** Start of Given entries **
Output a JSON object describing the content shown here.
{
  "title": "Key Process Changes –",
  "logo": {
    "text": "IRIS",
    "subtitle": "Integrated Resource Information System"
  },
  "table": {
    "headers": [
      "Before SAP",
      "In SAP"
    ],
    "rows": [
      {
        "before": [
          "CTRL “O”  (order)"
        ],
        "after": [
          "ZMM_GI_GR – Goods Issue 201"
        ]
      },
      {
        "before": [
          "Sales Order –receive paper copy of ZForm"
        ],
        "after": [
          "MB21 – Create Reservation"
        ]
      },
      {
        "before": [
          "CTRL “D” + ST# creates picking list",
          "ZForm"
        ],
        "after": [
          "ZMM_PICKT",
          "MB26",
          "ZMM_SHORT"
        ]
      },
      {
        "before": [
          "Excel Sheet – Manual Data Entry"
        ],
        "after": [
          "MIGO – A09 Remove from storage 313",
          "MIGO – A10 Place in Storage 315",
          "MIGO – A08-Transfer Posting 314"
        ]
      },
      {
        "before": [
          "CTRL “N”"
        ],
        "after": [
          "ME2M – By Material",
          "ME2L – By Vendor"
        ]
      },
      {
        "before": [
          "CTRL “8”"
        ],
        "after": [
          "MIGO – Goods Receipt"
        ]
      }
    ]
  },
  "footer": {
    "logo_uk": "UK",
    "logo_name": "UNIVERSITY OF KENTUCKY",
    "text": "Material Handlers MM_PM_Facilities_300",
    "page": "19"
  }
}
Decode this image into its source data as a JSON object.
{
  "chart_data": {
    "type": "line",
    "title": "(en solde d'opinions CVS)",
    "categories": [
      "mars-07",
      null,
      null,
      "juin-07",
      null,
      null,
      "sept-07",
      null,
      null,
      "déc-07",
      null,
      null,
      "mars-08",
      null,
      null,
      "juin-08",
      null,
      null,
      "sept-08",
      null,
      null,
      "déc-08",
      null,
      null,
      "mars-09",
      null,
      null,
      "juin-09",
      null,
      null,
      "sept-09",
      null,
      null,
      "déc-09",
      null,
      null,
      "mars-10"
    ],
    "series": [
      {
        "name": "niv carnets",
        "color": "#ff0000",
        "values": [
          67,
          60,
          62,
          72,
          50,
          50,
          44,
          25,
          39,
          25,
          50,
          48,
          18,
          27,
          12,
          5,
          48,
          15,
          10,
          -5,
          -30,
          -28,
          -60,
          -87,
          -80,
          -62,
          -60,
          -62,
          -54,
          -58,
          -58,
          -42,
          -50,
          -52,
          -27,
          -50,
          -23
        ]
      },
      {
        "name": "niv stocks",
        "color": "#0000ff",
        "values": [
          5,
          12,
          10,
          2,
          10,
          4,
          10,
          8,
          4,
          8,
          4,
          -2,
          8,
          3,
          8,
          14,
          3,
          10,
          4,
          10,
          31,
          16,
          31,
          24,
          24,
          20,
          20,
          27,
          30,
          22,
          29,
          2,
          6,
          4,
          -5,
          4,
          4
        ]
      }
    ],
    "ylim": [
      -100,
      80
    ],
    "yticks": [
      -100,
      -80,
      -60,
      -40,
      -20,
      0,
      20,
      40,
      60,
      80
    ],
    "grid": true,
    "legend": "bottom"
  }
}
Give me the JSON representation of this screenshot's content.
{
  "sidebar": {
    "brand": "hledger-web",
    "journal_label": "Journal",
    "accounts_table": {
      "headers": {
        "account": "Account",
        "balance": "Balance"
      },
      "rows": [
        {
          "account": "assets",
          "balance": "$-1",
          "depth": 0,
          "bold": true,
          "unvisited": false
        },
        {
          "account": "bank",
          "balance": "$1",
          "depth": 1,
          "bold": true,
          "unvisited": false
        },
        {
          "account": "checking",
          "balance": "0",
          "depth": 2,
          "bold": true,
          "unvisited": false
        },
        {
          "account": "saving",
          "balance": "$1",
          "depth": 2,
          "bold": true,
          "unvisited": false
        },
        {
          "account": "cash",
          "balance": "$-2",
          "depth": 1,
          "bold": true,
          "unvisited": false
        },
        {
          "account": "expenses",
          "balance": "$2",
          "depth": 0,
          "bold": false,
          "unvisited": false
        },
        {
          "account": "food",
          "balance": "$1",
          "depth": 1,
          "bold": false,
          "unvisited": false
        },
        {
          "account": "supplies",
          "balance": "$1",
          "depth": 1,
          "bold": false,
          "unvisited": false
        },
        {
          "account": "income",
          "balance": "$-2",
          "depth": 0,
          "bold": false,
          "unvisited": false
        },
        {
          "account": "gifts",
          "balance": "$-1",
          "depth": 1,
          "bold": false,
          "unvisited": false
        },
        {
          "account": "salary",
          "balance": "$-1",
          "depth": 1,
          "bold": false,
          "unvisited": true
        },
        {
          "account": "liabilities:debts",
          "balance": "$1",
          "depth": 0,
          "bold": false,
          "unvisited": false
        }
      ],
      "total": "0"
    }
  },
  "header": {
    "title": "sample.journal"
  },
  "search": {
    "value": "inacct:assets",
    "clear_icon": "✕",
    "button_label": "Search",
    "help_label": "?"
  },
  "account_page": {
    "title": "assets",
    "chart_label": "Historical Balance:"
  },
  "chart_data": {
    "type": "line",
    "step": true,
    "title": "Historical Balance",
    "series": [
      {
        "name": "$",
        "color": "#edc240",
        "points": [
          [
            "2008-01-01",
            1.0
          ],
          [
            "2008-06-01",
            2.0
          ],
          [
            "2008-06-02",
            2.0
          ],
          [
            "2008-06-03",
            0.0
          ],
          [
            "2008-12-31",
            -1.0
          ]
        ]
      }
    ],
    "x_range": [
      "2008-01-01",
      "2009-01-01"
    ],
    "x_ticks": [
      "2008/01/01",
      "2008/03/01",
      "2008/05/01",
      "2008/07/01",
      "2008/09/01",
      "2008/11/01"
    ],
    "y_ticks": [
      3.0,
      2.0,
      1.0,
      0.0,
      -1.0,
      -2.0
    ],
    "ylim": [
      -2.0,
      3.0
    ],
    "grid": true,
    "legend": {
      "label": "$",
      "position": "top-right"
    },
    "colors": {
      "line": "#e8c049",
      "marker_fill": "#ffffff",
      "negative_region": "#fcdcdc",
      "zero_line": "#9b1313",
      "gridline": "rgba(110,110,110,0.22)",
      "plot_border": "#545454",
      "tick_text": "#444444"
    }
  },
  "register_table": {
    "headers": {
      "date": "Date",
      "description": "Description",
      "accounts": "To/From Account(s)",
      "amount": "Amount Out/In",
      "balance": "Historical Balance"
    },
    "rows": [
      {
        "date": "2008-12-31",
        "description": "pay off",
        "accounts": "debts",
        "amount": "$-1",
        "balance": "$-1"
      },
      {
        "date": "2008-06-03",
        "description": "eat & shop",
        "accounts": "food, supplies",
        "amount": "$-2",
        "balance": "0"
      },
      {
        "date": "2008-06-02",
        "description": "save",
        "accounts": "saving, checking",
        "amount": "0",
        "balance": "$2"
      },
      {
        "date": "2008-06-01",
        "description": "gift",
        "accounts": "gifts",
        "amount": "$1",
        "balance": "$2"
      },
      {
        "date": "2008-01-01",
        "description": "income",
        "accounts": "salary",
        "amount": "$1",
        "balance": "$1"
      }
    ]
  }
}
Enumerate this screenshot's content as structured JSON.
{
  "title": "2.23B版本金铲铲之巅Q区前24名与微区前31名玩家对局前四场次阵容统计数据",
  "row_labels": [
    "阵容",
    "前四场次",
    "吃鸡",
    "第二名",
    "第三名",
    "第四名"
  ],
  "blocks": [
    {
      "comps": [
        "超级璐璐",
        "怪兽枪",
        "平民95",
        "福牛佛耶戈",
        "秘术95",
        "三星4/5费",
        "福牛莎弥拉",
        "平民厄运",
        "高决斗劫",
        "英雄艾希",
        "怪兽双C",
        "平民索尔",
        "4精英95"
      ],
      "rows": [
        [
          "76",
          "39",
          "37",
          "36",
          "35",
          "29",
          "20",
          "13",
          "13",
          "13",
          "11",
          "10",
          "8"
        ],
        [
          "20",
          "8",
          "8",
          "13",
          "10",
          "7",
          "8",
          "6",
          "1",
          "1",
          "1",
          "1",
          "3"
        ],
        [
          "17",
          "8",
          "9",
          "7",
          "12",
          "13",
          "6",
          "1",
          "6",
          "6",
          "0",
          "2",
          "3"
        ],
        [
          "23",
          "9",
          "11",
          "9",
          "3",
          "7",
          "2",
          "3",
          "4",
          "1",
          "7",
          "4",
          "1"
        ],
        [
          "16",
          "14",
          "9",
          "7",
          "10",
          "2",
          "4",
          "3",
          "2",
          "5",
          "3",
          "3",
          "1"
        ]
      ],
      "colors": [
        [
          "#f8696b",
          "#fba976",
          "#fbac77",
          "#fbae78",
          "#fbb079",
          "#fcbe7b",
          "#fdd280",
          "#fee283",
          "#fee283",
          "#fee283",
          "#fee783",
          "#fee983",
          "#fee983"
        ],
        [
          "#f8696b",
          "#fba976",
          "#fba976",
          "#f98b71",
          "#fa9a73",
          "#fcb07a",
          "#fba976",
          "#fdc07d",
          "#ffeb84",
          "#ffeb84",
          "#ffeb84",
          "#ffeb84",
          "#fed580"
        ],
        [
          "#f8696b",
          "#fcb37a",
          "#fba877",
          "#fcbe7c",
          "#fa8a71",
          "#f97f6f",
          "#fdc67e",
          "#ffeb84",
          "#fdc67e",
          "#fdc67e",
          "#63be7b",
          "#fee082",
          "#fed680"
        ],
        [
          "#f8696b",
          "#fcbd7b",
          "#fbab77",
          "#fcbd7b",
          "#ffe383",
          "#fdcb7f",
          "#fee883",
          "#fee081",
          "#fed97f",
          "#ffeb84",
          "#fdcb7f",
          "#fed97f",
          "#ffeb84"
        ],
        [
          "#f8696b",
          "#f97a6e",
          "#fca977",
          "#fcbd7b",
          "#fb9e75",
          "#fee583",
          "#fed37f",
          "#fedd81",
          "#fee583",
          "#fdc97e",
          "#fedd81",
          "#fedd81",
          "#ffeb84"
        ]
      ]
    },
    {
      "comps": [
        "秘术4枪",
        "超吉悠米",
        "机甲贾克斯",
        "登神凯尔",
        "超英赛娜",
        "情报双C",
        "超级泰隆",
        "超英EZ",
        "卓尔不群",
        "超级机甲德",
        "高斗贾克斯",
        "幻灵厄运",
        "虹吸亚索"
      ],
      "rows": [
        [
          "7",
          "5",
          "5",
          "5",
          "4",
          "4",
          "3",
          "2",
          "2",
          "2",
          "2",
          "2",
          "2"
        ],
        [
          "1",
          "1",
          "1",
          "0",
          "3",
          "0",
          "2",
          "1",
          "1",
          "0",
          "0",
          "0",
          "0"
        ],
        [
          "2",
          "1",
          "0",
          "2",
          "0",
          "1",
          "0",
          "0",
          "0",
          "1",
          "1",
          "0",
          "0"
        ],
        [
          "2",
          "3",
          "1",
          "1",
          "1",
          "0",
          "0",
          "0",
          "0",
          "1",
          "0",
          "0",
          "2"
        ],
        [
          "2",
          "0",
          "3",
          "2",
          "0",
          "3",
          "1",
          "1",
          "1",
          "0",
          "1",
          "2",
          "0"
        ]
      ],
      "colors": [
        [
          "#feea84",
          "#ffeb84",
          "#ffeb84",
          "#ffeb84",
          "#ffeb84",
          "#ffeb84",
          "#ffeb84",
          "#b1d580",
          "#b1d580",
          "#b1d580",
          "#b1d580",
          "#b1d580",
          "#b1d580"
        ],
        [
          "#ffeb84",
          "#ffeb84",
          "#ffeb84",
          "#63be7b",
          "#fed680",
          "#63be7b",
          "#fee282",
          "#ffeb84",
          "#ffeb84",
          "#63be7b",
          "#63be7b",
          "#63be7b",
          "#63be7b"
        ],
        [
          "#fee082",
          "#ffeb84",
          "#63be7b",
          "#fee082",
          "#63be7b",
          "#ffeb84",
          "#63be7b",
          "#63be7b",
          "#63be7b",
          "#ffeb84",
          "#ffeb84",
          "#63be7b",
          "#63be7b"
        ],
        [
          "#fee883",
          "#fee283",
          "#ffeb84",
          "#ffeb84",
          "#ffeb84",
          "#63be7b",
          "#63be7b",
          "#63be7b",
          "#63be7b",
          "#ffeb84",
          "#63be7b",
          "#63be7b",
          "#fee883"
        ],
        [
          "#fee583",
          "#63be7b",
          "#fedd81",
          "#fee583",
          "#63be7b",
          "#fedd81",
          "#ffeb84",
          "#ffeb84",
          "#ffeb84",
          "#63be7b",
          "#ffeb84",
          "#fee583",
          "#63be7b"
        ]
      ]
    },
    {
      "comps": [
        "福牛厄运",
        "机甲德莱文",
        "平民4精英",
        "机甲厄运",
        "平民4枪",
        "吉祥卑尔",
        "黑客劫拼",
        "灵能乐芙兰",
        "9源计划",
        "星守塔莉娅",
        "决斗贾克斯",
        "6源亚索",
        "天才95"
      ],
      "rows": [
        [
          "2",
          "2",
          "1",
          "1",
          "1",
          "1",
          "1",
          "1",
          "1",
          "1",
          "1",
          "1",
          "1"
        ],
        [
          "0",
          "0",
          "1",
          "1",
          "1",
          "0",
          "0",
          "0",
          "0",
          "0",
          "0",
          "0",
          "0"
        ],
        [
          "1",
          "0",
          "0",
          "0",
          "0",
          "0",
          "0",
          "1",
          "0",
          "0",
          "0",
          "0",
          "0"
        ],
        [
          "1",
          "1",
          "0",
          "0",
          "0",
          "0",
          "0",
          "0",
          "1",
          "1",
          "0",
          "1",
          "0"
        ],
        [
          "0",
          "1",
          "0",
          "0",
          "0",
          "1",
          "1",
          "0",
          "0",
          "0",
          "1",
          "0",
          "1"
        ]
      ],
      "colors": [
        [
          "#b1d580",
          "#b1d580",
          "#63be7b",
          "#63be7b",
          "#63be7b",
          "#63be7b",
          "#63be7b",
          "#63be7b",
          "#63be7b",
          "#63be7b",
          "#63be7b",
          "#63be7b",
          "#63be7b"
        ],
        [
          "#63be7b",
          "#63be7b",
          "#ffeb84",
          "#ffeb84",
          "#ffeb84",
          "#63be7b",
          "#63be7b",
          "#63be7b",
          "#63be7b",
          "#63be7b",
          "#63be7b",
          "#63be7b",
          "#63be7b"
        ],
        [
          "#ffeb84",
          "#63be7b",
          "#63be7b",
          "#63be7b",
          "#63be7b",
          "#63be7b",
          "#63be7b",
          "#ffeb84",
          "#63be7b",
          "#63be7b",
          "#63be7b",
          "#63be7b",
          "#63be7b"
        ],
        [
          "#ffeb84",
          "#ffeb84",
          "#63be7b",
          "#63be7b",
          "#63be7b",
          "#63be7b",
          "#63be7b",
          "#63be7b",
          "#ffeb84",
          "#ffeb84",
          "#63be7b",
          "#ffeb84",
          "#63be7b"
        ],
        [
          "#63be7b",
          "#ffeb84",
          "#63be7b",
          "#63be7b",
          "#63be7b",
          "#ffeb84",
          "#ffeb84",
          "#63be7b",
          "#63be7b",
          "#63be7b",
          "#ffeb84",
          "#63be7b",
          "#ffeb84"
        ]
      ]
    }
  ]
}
** End of Given entries **
Gather each line of the records holding the string "Historical".

Exercise answer
    "chart_label": "Historical Balance:"
    "title": "Historical Balance",
      "balance": "Historical Balance"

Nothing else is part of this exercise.